• _WRITTEN TASK_
Write all of the lines below as a numbered list, skipping any blank lines. Leave the pictures out of your answer.

-- start TASK INPUTS --

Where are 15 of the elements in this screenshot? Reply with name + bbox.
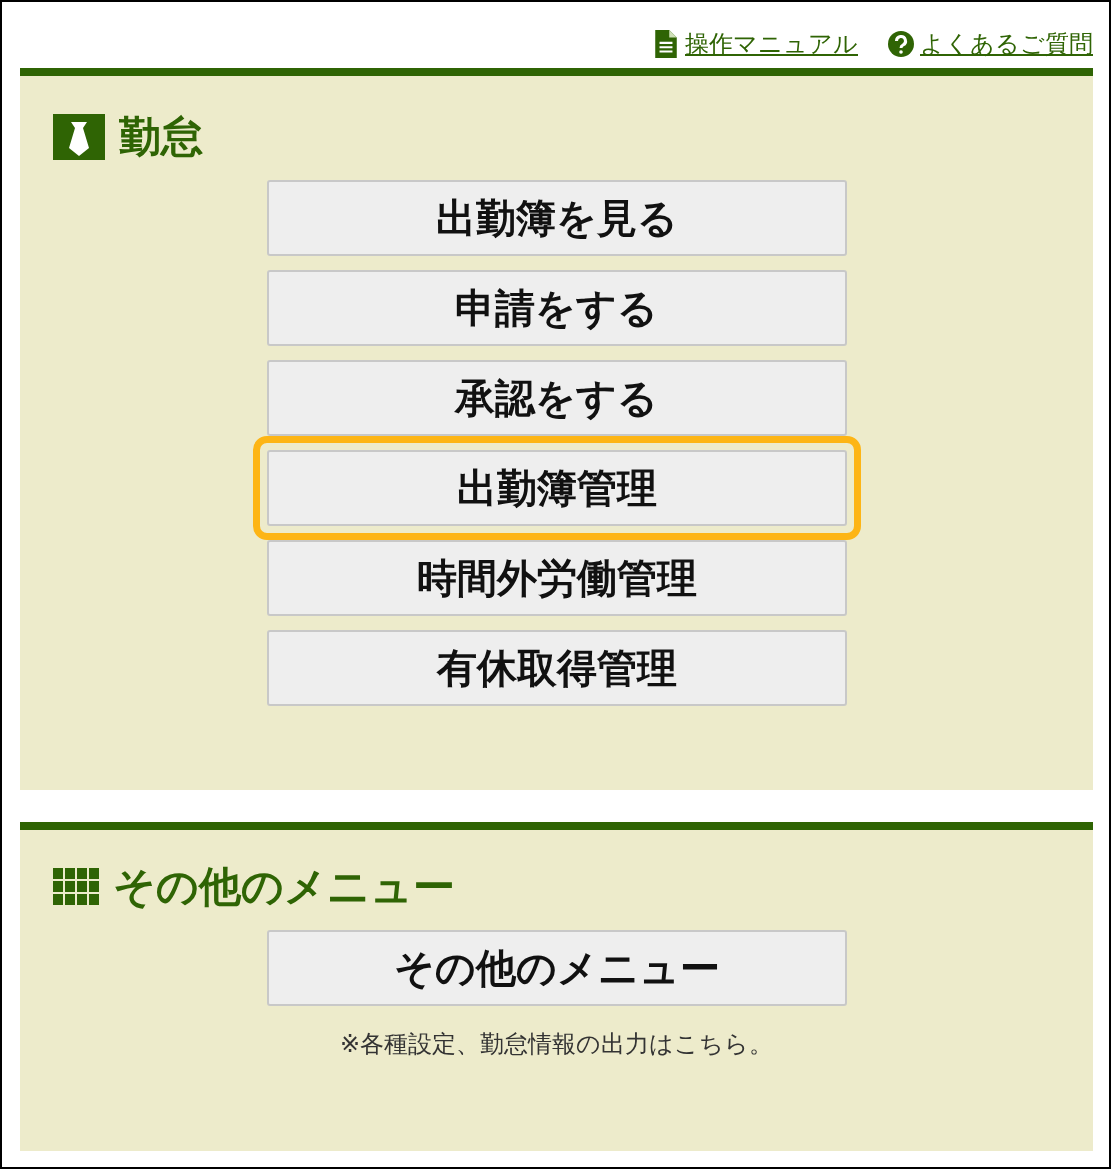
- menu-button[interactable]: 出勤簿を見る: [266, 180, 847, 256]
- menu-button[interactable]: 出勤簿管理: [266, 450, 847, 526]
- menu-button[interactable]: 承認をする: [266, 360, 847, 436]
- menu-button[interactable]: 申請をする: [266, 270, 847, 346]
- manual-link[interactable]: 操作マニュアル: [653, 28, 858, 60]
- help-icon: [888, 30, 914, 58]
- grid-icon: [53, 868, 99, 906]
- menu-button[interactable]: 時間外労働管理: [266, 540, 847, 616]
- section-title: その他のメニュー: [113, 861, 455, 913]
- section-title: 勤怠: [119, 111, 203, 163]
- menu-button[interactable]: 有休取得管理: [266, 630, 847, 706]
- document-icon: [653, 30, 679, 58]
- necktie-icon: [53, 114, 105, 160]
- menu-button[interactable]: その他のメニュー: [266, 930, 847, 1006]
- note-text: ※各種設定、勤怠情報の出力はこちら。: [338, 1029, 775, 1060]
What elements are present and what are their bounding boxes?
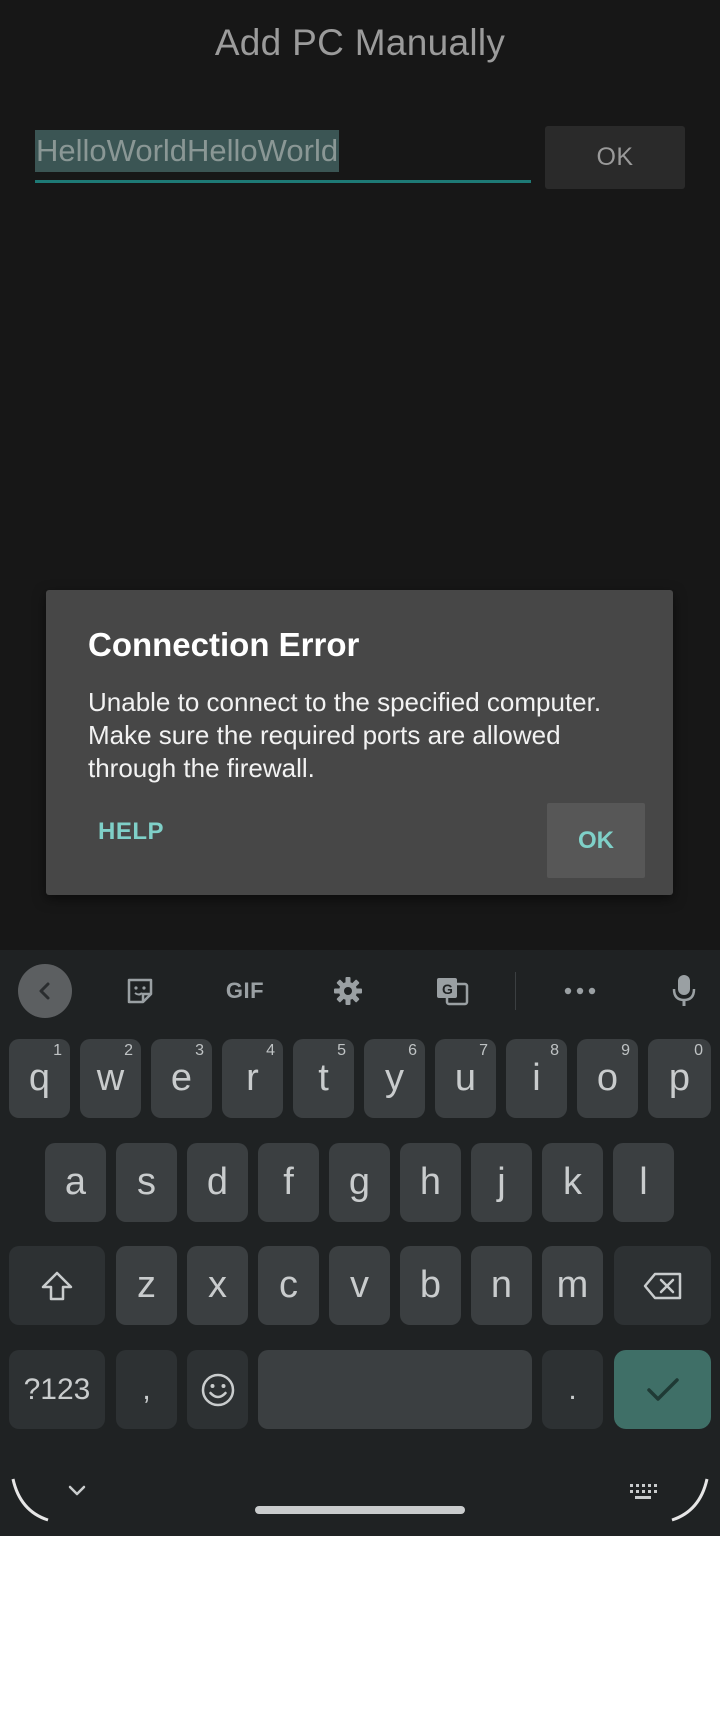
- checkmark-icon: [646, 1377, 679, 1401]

-- end TASK INPUTS --

• _THE OUTPUT_
1. Where are 15 of the elements in this screenshot? Reply with name + bbox.
2. - menu-button[interactable]: 出勤簿を見る: [266, 180, 847, 256]
3. - menu-button[interactable]: 出勤簿管理: [266, 450, 847, 526]
4. - menu-button[interactable]: 承認をする: [266, 360, 847, 436]
5. - menu-button[interactable]: 申請をする: [266, 270, 847, 346]
6. - manual-link[interactable]: 操作マニュアル: [653, 28, 858, 60]
7. - help-icon: [888, 30, 914, 58]
8. - grid-icon: [53, 868, 99, 906]
9. - menu-button[interactable]: 時間外労働管理: [266, 540, 847, 616]
10. - section-title: その他のメニュー: [113, 861, 455, 913]
11. - section-title: 勤怠: [119, 111, 203, 163]
12. - menu-button[interactable]: 有休取得管理: [266, 630, 847, 706]
13. - document-icon: [653, 30, 679, 58]
14. - necktie-icon: [53, 114, 105, 160]
15. - menu-button[interactable]: その他のメニュー: [266, 930, 847, 1006]
16. - note-text: ※各種設定、勤怠情報の出力はこちら。: [338, 1029, 775, 1060]
17. What elements are present and what are their bounding boxes?
18. - checkmark-icon: [646, 1377, 679, 1401]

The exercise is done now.